• GIVEN TEXT:
┄┄┄┄┄┄

Plaintiffs argue that their claims for compensatory damages and injunctive relief under Article 25, § 1 of the Oklahoma Constitution against DHS and/or its officials are not barred by sovereign immunity. However, the Supreme Court has specifically held that "a claim that state officials violated state law in carrying out their official responsibilities is a claim against the State that is protected by the Eleventh Amendment."Pennhurst State School Hosp. v. Halderman, 465 U.S. 89, 121 (1984). With respect to alleged violations of state law, "neither pendent jurisdiction nor any other basis of jurisdiction may override the Eleventh Amendment." Pennhurst, 465 U.S. at 121. Furthermore, immunity for such a claim applies both to requests for damages and injunctive relief. Pennhurst, 465 U.S. at 106 ("A federal court's grant of relief against state officials on the basis of state law, whether prospective or retroactive, does not vindicate the supreme authority of federal law. On the contrary, it is difficult to think of a greater intrusion on state sovereignty than when a federal court instructs state officials on how to conform their conduct to state law."). As a result, plaintiffs' claims against DHS and its officials under Article 25, § 1 of the Oklahoma Constitution are DISMISSED.
To the extent plaintiffs seek to assert a claim under Article 25, § 1 against defendant Hendrick in his individual capacity, the court concludes such claim is not actionable. The plain language of section 1 neither imposes a duty on defendant Hendrick individually nor grants plaintiffs a private right of action, either explicitly or implicitly, to enforce its provisions. See Okla. Const. Art. 25, § 1 ("In order to promote the general welfare of the people of the State of Oklahoma and for their protection, security, and benefit, the Legislature and the people by initiative petition are hereby authorized to provide by appropriate legislation for the relief and care of needy aged persons who are unable to provide for themselves, and other needy persons who, on account of immature age, physical infirmity, disability, or other cause, are unable to provide or care for themselves. . . ."). See also, Holbert v. Echeverria, 744 P.2d 960, 963-64 (Okla. 1987) (superseded by statute as stated in Walls v. Am. Tobacco Co., 11 P.3d 626, 628 (Okla. 2000)). As a result, any such claim is DISMISSED and plaintiffs' motion to certify a question of law on this basis (Doc. #33) is DENIED.

┄┄┄┄┄┄

• GIVEN RECORDS:

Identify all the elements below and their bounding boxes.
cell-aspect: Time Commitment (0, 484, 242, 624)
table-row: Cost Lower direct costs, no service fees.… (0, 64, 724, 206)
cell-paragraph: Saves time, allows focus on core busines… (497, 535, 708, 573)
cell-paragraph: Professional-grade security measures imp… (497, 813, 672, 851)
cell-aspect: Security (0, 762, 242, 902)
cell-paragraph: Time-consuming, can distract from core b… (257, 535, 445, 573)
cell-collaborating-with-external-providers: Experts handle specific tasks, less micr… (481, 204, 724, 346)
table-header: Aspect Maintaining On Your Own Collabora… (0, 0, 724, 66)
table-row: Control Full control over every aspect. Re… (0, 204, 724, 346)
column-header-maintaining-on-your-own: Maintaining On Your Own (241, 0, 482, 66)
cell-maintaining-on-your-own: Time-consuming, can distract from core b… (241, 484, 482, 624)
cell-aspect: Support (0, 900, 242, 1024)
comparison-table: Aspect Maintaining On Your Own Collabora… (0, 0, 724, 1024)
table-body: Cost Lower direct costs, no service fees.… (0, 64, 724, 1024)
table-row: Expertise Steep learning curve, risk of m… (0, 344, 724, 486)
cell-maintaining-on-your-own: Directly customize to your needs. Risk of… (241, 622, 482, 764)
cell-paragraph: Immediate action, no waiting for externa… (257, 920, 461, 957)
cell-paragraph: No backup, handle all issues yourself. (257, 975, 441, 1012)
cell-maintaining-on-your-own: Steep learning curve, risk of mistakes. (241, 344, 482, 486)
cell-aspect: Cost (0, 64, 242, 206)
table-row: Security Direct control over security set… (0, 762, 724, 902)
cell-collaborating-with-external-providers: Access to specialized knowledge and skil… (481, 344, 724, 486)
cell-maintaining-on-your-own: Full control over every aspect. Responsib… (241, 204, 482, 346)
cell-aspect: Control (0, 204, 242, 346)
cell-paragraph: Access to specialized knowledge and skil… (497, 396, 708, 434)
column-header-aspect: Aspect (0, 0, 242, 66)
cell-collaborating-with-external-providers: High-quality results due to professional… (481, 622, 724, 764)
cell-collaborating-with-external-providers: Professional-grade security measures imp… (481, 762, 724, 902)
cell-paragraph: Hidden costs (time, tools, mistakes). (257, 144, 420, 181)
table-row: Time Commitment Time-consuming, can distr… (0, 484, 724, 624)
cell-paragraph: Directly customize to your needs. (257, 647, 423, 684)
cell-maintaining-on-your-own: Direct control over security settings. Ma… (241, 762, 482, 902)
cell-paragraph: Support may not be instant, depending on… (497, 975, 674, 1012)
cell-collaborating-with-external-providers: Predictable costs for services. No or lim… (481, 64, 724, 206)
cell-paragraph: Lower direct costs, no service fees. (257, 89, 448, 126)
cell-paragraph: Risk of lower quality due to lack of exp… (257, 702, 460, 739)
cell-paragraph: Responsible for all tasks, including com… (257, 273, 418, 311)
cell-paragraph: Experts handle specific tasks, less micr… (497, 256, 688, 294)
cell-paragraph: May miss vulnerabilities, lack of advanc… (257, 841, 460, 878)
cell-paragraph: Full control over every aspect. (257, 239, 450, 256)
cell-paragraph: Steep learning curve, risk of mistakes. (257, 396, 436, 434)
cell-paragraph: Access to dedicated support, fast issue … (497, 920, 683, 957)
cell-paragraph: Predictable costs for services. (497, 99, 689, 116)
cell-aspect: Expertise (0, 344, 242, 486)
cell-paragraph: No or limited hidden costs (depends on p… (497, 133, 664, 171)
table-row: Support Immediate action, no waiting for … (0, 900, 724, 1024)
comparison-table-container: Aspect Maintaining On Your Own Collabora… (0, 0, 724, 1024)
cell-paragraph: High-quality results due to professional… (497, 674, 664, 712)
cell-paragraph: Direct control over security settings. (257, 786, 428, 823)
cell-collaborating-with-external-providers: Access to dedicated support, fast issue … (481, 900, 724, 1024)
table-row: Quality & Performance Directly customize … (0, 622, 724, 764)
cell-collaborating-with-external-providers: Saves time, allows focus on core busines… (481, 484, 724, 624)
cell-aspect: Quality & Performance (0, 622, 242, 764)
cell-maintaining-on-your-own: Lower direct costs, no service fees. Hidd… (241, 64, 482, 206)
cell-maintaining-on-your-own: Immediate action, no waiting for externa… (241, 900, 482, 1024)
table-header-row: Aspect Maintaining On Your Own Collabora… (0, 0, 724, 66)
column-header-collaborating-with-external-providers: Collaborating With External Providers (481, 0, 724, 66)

┄┄┄┄┄┄

• WRITTEN INSTRUCTION: Write the next passage of the court ruling on the Oklahoma Constitution claims, picking up after its final sentence. The rows play no part here.

• SOLVED PROBLEM:
Although less than clear from their response, it appears plaintiffs may be raising claims against defendants Smith and Hendrick in their individual capacities for violating plaintiffs' civil rights. However, as defendants assert, plaintiffs make no allegations of personal participation on the part of these defendants for the alleged constitutional violations. See Foote v. Spiegel, 118 F.3d 1416, 1423 (10th Cir. 1997) ("Individual liability under § 1983 must be based on personal involvement in the alleged constitutional violation."); Jenkins v. Wood, 81 F.3d 988, 994-995 (10th Cir. 1996) ("[I]t is not enough for a plaintiff merely to show a defendant was in charge of other state actors who actually committed the violation. Instead, just as with any individual defendant, the plaintiff must establish a deliberate, intentional act by the supervisor to violate constitutional rights.") (internal quotation omitted). See, also, DeAnzona v. City and County of Denver, 222 F.3d 1229, 1234 (10th Cir. 2000) ("In order to overcome the qualified immunity of a supervisor, a plaintiff most show that the defendant-supervisor took deliberate action in directing the constitutional violation, or had actual knowledge of the violation and allowed the violation to continue."). As a result, any such claims against defendants Smith and Hendrick in their individual capacities under § 1983 are DISMISSED.
Plaintiffs state that they "need only make the dual allegation that the State officials acted in both private and official capacity" and that "[t]he evidence will show which capacity the actor violated." Resp., p. 7.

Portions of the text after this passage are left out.